• **What you need to do**
Give the listing again in full, exactly as written.

• **Records for the exercise**
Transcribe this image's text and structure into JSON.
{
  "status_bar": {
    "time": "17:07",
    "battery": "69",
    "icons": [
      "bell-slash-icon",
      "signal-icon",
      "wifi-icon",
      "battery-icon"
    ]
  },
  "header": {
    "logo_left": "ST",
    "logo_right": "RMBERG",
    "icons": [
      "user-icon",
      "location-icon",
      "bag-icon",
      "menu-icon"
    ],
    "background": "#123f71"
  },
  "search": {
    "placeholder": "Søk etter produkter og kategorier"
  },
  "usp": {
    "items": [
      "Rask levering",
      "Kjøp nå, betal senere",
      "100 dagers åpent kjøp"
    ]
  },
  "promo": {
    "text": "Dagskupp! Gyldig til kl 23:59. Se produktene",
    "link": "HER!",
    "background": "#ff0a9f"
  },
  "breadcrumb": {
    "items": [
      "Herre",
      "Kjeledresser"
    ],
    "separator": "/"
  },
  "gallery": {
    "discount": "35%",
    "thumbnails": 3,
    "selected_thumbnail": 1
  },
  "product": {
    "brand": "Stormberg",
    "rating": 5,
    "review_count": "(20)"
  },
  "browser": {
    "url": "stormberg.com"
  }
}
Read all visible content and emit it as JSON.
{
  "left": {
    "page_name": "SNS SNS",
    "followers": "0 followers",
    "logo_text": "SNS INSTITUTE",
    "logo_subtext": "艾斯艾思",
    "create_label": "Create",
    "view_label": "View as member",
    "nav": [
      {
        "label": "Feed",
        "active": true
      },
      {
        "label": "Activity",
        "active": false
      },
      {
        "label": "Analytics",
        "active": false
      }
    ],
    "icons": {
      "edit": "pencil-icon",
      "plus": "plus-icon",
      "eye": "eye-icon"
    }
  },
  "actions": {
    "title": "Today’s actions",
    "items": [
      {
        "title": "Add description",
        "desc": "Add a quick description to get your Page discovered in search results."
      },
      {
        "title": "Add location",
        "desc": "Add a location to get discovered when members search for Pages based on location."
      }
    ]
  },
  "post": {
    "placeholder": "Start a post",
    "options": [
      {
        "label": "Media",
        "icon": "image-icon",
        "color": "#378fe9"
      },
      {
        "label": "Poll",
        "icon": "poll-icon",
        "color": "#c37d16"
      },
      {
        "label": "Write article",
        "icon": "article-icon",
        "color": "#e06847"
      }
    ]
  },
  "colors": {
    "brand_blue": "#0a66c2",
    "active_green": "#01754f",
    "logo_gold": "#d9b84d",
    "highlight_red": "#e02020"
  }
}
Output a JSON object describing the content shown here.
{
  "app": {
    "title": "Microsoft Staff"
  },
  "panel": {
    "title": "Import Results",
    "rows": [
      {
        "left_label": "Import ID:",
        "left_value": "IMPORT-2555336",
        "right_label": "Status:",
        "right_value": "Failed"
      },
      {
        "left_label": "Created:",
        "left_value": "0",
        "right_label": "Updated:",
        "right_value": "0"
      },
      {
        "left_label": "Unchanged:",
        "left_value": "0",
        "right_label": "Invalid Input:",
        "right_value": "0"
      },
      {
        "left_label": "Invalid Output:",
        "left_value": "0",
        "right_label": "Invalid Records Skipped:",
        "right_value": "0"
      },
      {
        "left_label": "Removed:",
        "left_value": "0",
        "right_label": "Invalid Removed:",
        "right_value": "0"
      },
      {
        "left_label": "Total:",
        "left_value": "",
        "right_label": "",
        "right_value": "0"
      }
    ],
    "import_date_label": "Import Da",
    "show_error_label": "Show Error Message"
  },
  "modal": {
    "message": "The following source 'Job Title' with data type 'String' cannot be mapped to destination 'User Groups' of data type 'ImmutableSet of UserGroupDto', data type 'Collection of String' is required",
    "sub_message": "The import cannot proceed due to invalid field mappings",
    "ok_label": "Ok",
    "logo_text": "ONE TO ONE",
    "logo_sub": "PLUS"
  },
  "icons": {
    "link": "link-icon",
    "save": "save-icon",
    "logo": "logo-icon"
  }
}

• **Written response**
Transcribe this image's text and structure into JSON.
{
  "status_bar": {
    "time": "17:07",
    "battery": "69",
    "icons": [
      "bell-slash-icon",
      "signal-icon",
      "wifi-icon",
      "battery-icon"
    ]
  },
  "header": {
    "logo_left": "ST",
    "logo_right": "RMBERG",
    "icons": [
      "user-icon",
      "location-icon",
      "bag-icon",
      "menu-icon"
    ],
    "background": "#123f71"
  },
  "search": {
    "placeholder": "Søk etter produkter og kategorier"
  },
  "usp": {
    "items": [
      "Rask levering",
      "Kjøp nå, betal senere",
      "100 dagers åpent kjøp"
    ]
  },
  "promo": {
    "text": "Dagskupp! Gyldig til kl 23:59. Se produktene",
    "link": "HER!",
    "background": "#ff0a9f"
  },
  "breadcrumb": {
    "items": [
      "Herre",
      "Kjeledresser"
    ],
    "separator": "/"
  },
  "gallery": {
    "discount": "35%",
    "thumbnails": 3,
    "selected_thumbnail": 1
  },
  "product": {
    "brand": "Stormberg",
    "rating": 5,
    "review_count": "(20)"
  },
  "browser": {
    "url": "stormberg.com"
  }
}
Read all visible content and emit it as JSON.
{
  "left": {
    "page_name": "SNS SNS",
    "followers": "0 followers",
    "logo_text": "SNS INSTITUTE",
    "logo_subtext": "艾斯艾思",
    "create_label": "Create",
    "view_label": "View as member",
    "nav": [
      {
        "label": "Feed",
        "active": true
      },
      {
        "label": "Activity",
        "active": false
      },
      {
        "label": "Analytics",
        "active": false
      }
    ],
    "icons": {
      "edit": "pencil-icon",
      "plus": "plus-icon",
      "eye": "eye-icon"
    }
  },
  "actions": {
    "title": "Today’s actions",
    "items": [
      {
        "title": "Add description",
        "desc": "Add a quick description to get your Page discovered in search results."
      },
      {
        "title": "Add location",
        "desc": "Add a location to get discovered when members search for Pages based on location."
      }
    ]
  },
  "post": {
    "placeholder": "Start a post",
    "options": [
      {
        "label": "Media",
        "icon": "image-icon",
        "color": "#378fe9"
      },
      {
        "label": "Poll",
        "icon": "poll-icon",
        "color": "#c37d16"
      },
      {
        "label": "Write article",
        "icon": "article-icon",
        "color": "#e06847"
      }
    ]
  },
  "colors": {
    "brand_blue": "#0a66c2",
    "active_green": "#01754f",
    "logo_gold": "#d9b84d",
    "highlight_red": "#e02020"
  }
}
Output a JSON object describing the content shown here.
{
  "app": {
    "title": "Microsoft Staff"
  },
  "panel": {
    "title": "Import Results",
    "rows": [
      {
        "left_label": "Import ID:",
        "left_value": "IMPORT-2555336",
        "right_label": "Status:",
        "right_value": "Failed"
      },
      {
        "left_label": "Created:",
        "left_value": "0",
        "right_label": "Updated:",
        "right_value": "0"
      },
      {
        "left_label": "Unchanged:",
        "left_value": "0",
        "right_label": "Invalid Input:",
        "right_value": "0"
      },
      {
        "left_label": "Invalid Output:",
        "left_value": "0",
        "right_label": "Invalid Records Skipped:",
        "right_value": "0"
      },
      {
        "left_label": "Removed:",
        "left_value": "0",
        "right_label": "Invalid Removed:",
        "right_value": "0"
      },
      {
        "left_label": "Total:",
        "left_value": "",
        "right_label": "",
        "right_value": "0"
      }
    ],
    "import_date_label": "Import Da",
    "show_error_label": "Show Error Message"
  },
  "modal": {
    "message": "The following source 'Job Title' with data type 'String' cannot be mapped to destination 'User Groups' of data type 'ImmutableSet of UserGroupDto', data type 'Collection of String' is required",
    "sub_message": "The import cannot proceed due to invalid field mappings",
    "ok_label": "Ok",
    "logo_text": "ONE TO ONE",
    "logo_sub": "PLUS"
  },
  "icons": {
    "link": "link-icon",
    "save": "save-icon",
    "logo": "logo-icon"
  }
}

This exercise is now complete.